_Challenge_
Transcribe the entries that follow exactly as they appear, minus pictures.

(Collected data entries)
--

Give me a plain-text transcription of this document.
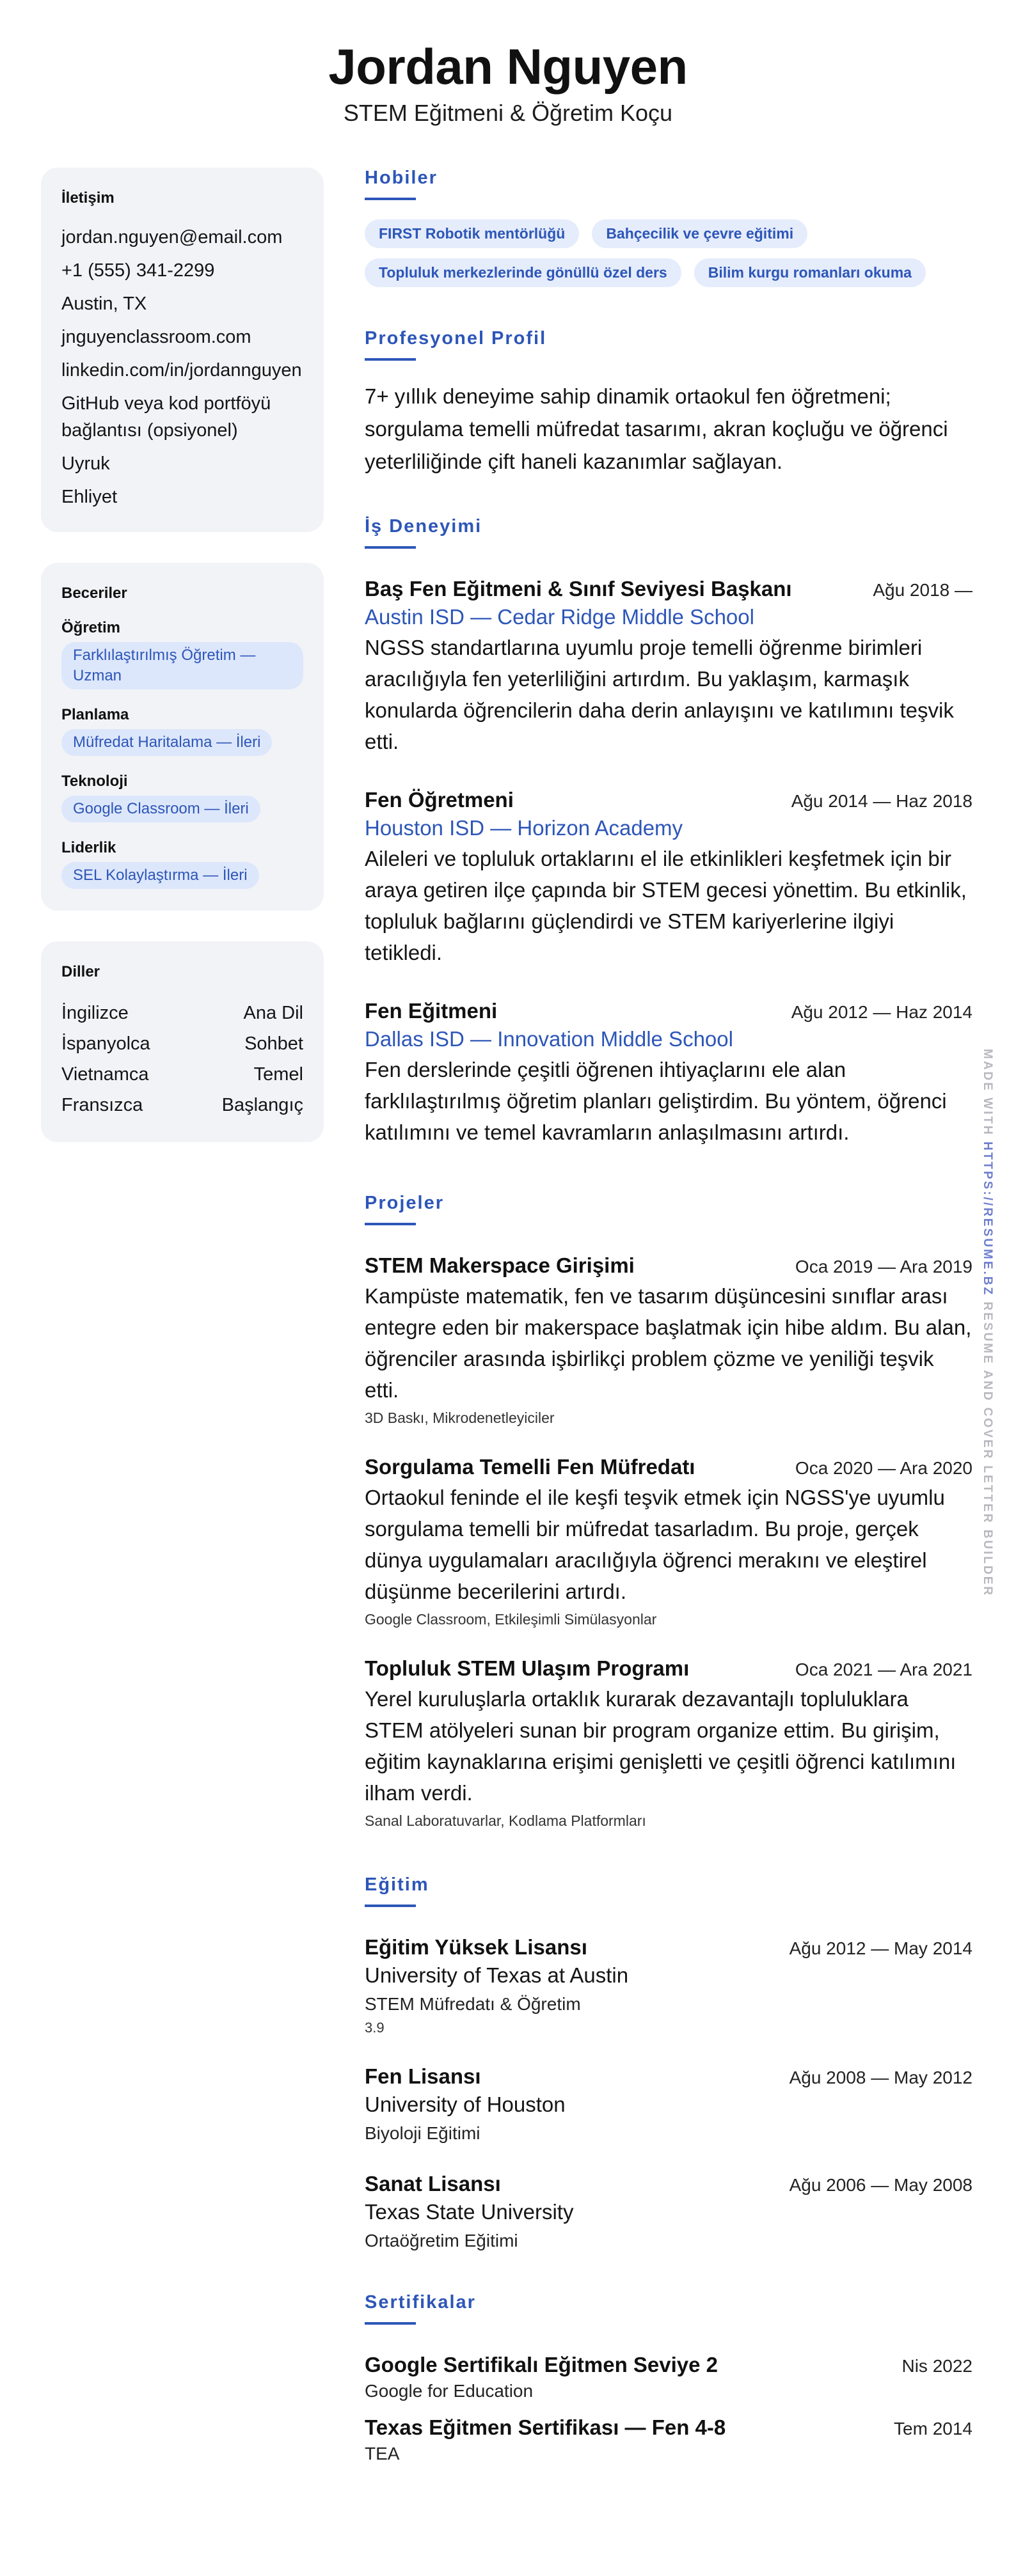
Jordan Nguyen
STEM Eğitmeni & Öğretim Koçu
İletişim
jordan.nguyen@email.com
+1 (555) 341-2299
Austin, TX
jnguyenclassroom.com
linkedin.com/in/jordannguyen
GitHub veya kod portföyü bağlantısı (opsiyonel)
Uyruk
Ehliyet
Beceriler
Öğretim
Farklılaştırılmış Öğretim — Uzman
Planlama
Müfredat Haritalama — İleri
Teknoloji
Google Classroom — İleri
Liderlik
SEL Kolaylaştırma — İleri
Diller
İngilizce	Ana Dil
İspanyolca	Sohbet
Vietnamca	Temel
Fransızca	Başlangıç
Hobiler
FIRST Robotik mentörlüğü	Bahçecilik ve çevre eğitimi
Topluluk merkezlerinde gönüllü özel ders	Bilim kurgu romanları okuma
Profesyonel Profil
7+ yıllık deneyime sahip dinamik ortaokul fen öğretmeni; sorgulama temelli müfredat tasarımı, akran koçluğu ve öğrenci yeterliliğinde çift haneli kazanımlar sağlayan.
İş Deneyimi
Baş Fen Eğitmeni & Sınıf Seviyesi Başkanı	Ağu 2018 —
Austin ISD — Cedar Ridge Middle School
NGSS standartlarına uyumlu proje temelli öğrenme birimleri aracılığıyla fen yeterliliğini artırdım. Bu yaklaşım, karmaşık konularda öğrencilerin daha derin anlayışını ve katılımını teşvik etti.
Fen Öğretmeni	Ağu 2014 — Haz 2018
Houston ISD — Horizon Academy
Aileleri ve topluluk ortaklarını el ile etkinlikleri keşfetmek için bir araya getiren ilçe çapında bir STEM gecesi yönettim. Bu etkinlik, topluluk bağlarını güçlendirdi ve STEM kariyerlerine ilgiyi tetikledi.
Fen Eğitmeni	Ağu 2012 — Haz 2014
Dallas ISD — Innovation Middle School
Fen derslerinde çeşitli öğrenen ihtiyaçlarını ele alan farklılaştırılmış öğretim planları geliştirdim. Bu yöntem, öğrenci katılımını ve temel kavramların anlaşılmasını artırdı.
Projeler
STEM Makerspace Girişimi	Oca 2019 — Ara 2019
Kampüste matematik, fen ve tasarım düşüncesini sınıflar arası entegre eden bir makerspace başlatmak için hibe aldım. Bu alan, öğrenciler arasında işbirlikçi problem çözme ve yeniliği teşvik etti.
3D Baskı, Mikrodenetleyiciler
Sorgulama Temelli Fen Müfredatı	Oca 2020 — Ara 2020
Ortaokul feninde el ile keşfi teşvik etmek için NGSS'ye uyumlu sorgulama temelli bir müfredat tasarladım. Bu proje, gerçek dünya uygulamaları aracılığıyla öğrenci merakını ve eleştirel düşünme becerilerini artırdı.
Google Classroom, Etkileşimli Simülasyonlar
Topluluk STEM Ulaşım Programı	Oca 2021 — Ara 2021
Yerel kuruluşlarla ortaklık kurarak dezavantajlı topluluklara STEM atölyeleri sunan bir program organize ettim. Bu girişim, eğitim kaynaklarına erişimi genişletti ve çeşitli öğrenci katılımını ilham verdi.
Sanal Laboratuvarlar, Kodlama Platformları
Eğitim
Eğitim Yüksek Lisansı	Ağu 2012 — May 2014
University of Texas at Austin
STEM Müfredatı & Öğretim
3.9
Fen Lisansı	Ağu 2008 — May 2012
University of Houston
Biyoloji Eğitimi
Sanat Lisansı	Ağu 2006 — May 2008
Texas State University
Ortaöğretim Eğitimi
Sertifikalar
Google Sertifikalı Eğitmen Seviye 2	Nis 2022
Google for Education
Texas Eğitmen Sertifikası — Fen 4-8	Tem 2014
TEA
MADE WITH HTTPS://RESUME.BZ RESUME AND COVER LETTER BUILDER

--

_Written answer_
Give me a plain-text transcription of this document.
Jordan Nguyen
STEM Eğitmeni & Öğretim Koçu
İletişim
jordan.nguyen@email.com
+1 (555) 341-2299
Austin, TX
jnguyenclassroom.com
linkedin.com/in/jordannguyen
GitHub veya kod portföyü bağlantısı (opsiyonel)
Uyruk
Ehliyet
Beceriler
Öğretim
Farklılaştırılmış Öğretim — Uzman
Planlama
Müfredat Haritalama — İleri
Teknoloji
Google Classroom — İleri
Liderlik
SEL Kolaylaştırma — İleri
Diller
İngilizce	Ana Dil
İspanyolca	Sohbet
Vietnamca	Temel
Fransızca	Başlangıç
Hobiler
FIRST Robotik mentörlüğü	Bahçecilik ve çevre eğitimi
Topluluk merkezlerinde gönüllü özel ders	Bilim kurgu romanları okuma
Profesyonel Profil
7+ yıllık deneyime sahip dinamik ortaokul fen öğretmeni; sorgulama temelli müfredat tasarımı, akran koçluğu ve öğrenci yeterliliğinde çift haneli kazanımlar sağlayan.
İş Deneyimi
Baş Fen Eğitmeni & Sınıf Seviyesi Başkanı	Ağu 2018 —
Austin ISD — Cedar Ridge Middle School
NGSS standartlarına uyumlu proje temelli öğrenme birimleri aracılığıyla fen yeterliliğini artırdım. Bu yaklaşım, karmaşık konularda öğrencilerin daha derin anlayışını ve katılımını teşvik etti.
Fen Öğretmeni	Ağu 2014 — Haz 2018
Houston ISD — Horizon Academy
Aileleri ve topluluk ortaklarını el ile etkinlikleri keşfetmek için bir araya getiren ilçe çapında bir STEM gecesi yönettim. Bu etkinlik, topluluk bağlarını güçlendirdi ve STEM kariyerlerine ilgiyi tetikledi.
Fen Eğitmeni	Ağu 2012 — Haz 2014
Dallas ISD — Innovation Middle School
Fen derslerinde çeşitli öğrenen ihtiyaçlarını ele alan farklılaştırılmış öğretim planları geliştirdim. Bu yöntem, öğrenci katılımını ve temel kavramların anlaşılmasını artırdı.
Projeler
STEM Makerspace Girişimi	Oca 2019 — Ara 2019
Kampüste matematik, fen ve tasarım düşüncesini sınıflar arası entegre eden bir makerspace başlatmak için hibe aldım. Bu alan, öğrenciler arasında işbirlikçi problem çözme ve yeniliği teşvik etti.
3D Baskı, Mikrodenetleyiciler
Sorgulama Temelli Fen Müfredatı	Oca 2020 — Ara 2020
Ortaokul feninde el ile keşfi teşvik etmek için NGSS'ye uyumlu sorgulama temelli bir müfredat tasarladım. Bu proje, gerçek dünya uygulamaları aracılığıyla öğrenci merakını ve eleştirel düşünme becerilerini artırdı.
Google Classroom, Etkileşimli Simülasyonlar
Topluluk STEM Ulaşım Programı	Oca 2021 — Ara 2021
Yerel kuruluşlarla ortaklık kurarak dezavantajlı topluluklara STEM atölyeleri sunan bir program organize ettim. Bu girişim, eğitim kaynaklarına erişimi genişletti ve çeşitli öğrenci katılımını ilham verdi.
Sanal Laboratuvarlar, Kodlama Platformları
Eğitim
Eğitim Yüksek Lisansı	Ağu 2012 — May 2014
University of Texas at Austin
STEM Müfredatı & Öğretim
3.9
Fen Lisansı	Ağu 2008 — May 2012
University of Houston
Biyoloji Eğitimi
Sanat Lisansı	Ağu 2006 — May 2008
Texas State University
Ortaöğretim Eğitimi
Sertifikalar
Google Sertifikalı Eğitmen Seviye 2	Nis 2022
Google for Education
Texas Eğitmen Sertifikası — Fen 4-8	Tem 2014
TEA
MADE WITH HTTPS://RESUME.BZ RESUME AND COVER LETTER BUILDER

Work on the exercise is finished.